**Selected extract:**
*** Begin section ***

27 July 2021
by Christopher Acornley, Abertay University
I attended the 3rd International Summer School on Artificial Intelligence and Video Games, organised by modl.ai between the 5th and 9th of July 2021. The summer school focused on three key areas, AI playing games, AI for generating games content and modelling players with AI. The event had over 250 registered participants from all over the world.
Due to COVID restrictions, the summer school was online only, hosted in Copenhagen. Talks were from many companies and academics, including Creative Assembly, DeepMind, Zynga, King, Microsoft, Unity, AWS Game Tech, Sony Interactive Entertainment, Locomotion, Latitude, and researchers from modl.ai themselves. The week consisted of several talks and some workshops wherever possible, with a great focus on current AI trends being used in the three key areas of the conference. A Game Jam ran throughout the week, organised by Antionios Liapis which encouraged engagement by the school’s participants and each evening a live stream was done on the YouTube channel ‘Summer School on AI and Games TV’.

*** End section ***

**The data:**
*** Begin section ***

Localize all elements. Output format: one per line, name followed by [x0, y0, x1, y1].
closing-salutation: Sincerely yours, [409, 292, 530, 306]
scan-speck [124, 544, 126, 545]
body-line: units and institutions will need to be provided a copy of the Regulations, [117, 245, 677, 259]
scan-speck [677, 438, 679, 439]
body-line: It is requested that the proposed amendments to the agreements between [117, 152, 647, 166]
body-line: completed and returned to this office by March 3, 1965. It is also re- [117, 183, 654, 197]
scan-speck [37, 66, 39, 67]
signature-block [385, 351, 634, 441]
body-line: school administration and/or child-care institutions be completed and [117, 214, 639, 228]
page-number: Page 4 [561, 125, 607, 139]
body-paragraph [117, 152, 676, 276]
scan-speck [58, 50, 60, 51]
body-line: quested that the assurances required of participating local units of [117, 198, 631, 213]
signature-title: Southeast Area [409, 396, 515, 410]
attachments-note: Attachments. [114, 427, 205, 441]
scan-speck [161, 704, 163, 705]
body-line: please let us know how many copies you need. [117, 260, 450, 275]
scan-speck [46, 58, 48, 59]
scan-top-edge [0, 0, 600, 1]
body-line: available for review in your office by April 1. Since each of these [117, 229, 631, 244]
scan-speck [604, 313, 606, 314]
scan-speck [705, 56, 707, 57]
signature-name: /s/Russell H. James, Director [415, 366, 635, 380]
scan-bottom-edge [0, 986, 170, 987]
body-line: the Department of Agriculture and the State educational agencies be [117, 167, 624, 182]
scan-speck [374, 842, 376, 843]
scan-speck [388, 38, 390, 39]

*** End section ***

**Exercise details:** According to the summer school report, why was the event held only online? Answer in one to three sentences. The items are separate material and have no connection to the summer school report.

**Solved problem:** The summer school was held only online because of COVID restrictions. It was still hosted in Copenhagen.